• **WRITTEN PROBLEM**
In the material below, identify each line bearing the word "general". Reproduce those lines.

[start]

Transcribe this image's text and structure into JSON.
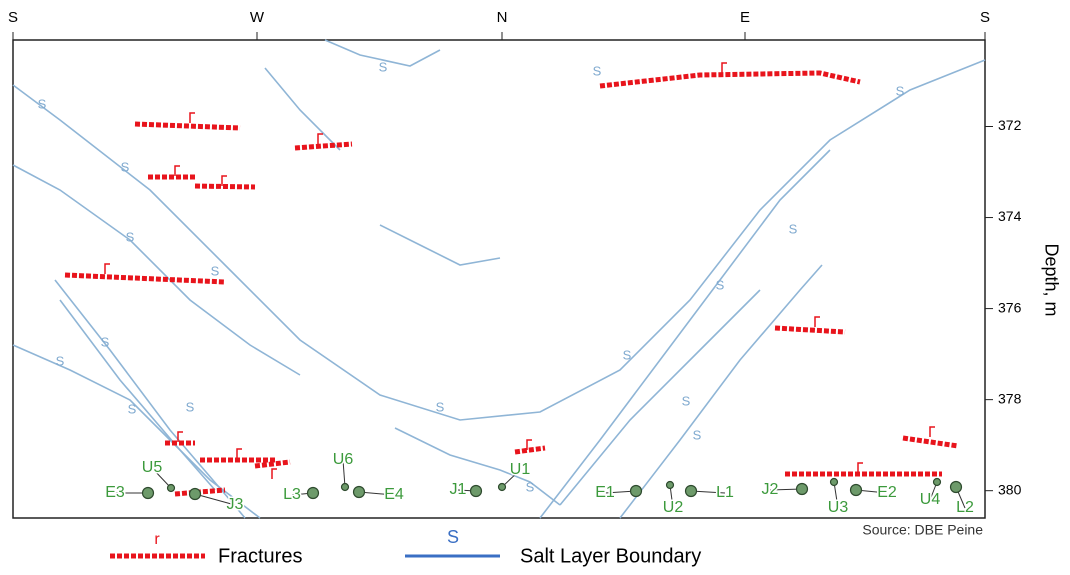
{
  "compass": [
    "S",
    "W",
    "N",
    "E",
    "S"
  ],
  "depth_axis": {
    "label": "Depth, m",
    "ticks": [
      372,
      374,
      376,
      378,
      380
    ],
    "ylim": [
      370.1,
      380.6
    ]
  },
  "boundary_labels": [
    "S",
    "S",
    "S",
    "S",
    "S",
    "S",
    "S",
    "S",
    "S",
    "S",
    "S",
    "S",
    "S",
    "S",
    "S",
    "S",
    "S",
    "S"
  ],
  "points": [
    "E3",
    "U5",
    "J3",
    "L3",
    "U6",
    "E4",
    "J1",
    "U1",
    "E1",
    "U2",
    "L1",
    "J2",
    "U3",
    "E2",
    "U4",
    "L2"
  ],
  "source": "Source: DBE Peine",
  "legend": {
    "fracture_symbol": "r",
    "fractures": "Fractures",
    "boundary_symbol": "S",
    "boundary": "Salt Layer Boundary"
  }
}
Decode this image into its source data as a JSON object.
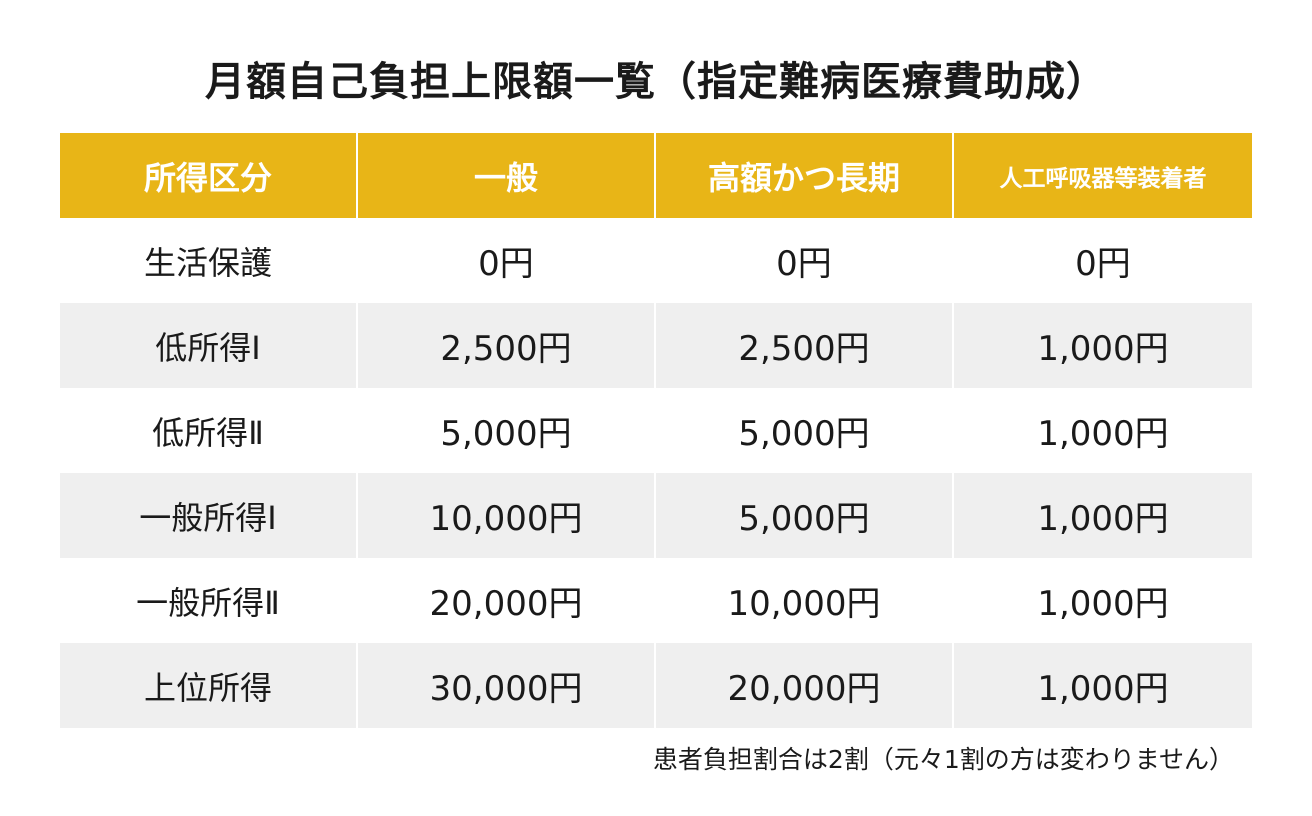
{
  "title": "月額自己負担上限額一覧（指定難病医療費助成）",
  "headers": [
    "所得区分",
    "一般",
    "高額かつ長期",
    "人工呼吸器等装着者"
  ],
  "rows": [
    {
      "category": "生活保護",
      "general": "0円",
      "high_long": "0円",
      "ventilator": "0円"
    },
    {
      "category": "低所得Ⅰ",
      "general": "2,500円",
      "high_long": "2,500円",
      "ventilator": "1,000円"
    },
    {
      "category": "低所得Ⅱ",
      "general": "5,000円",
      "high_long": "5,000円",
      "ventilator": "1,000円"
    },
    {
      "category": "一般所得Ⅰ",
      "general": "10,000円",
      "high_long": "5,000円",
      "ventilator": "1,000円"
    },
    {
      "category": "一般所得Ⅱ",
      "general": "20,000円",
      "high_long": "10,000円",
      "ventilator": "1,000円"
    },
    {
      "category": "上位所得",
      "general": "30,000円",
      "high_long": "20,000円",
      "ventilator": "1,000円"
    }
  ],
  "note": "患者負担割合は2割（元々1割の方は変わりません）",
  "colors": {
    "header_bg": "#e8b517",
    "header_text": "#ffffff",
    "stripe": "#efefef"
  }
}
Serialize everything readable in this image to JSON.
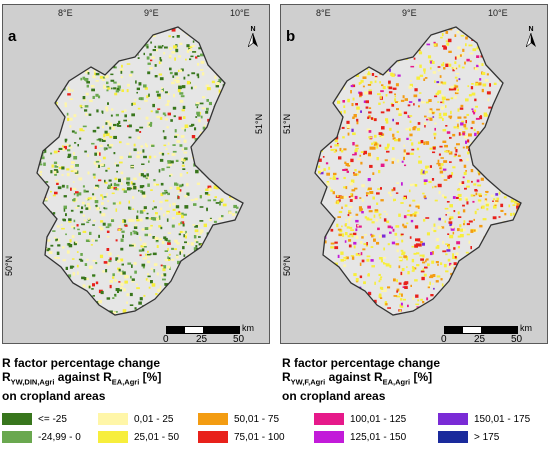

[end]

• **SOLVED EXERCISE**
      "general": "0円",
      "general": "2,500円",
      "general": "5,000円",
      "general": "10,000円",
      "general": "20,000円",
      "general": "30,000円",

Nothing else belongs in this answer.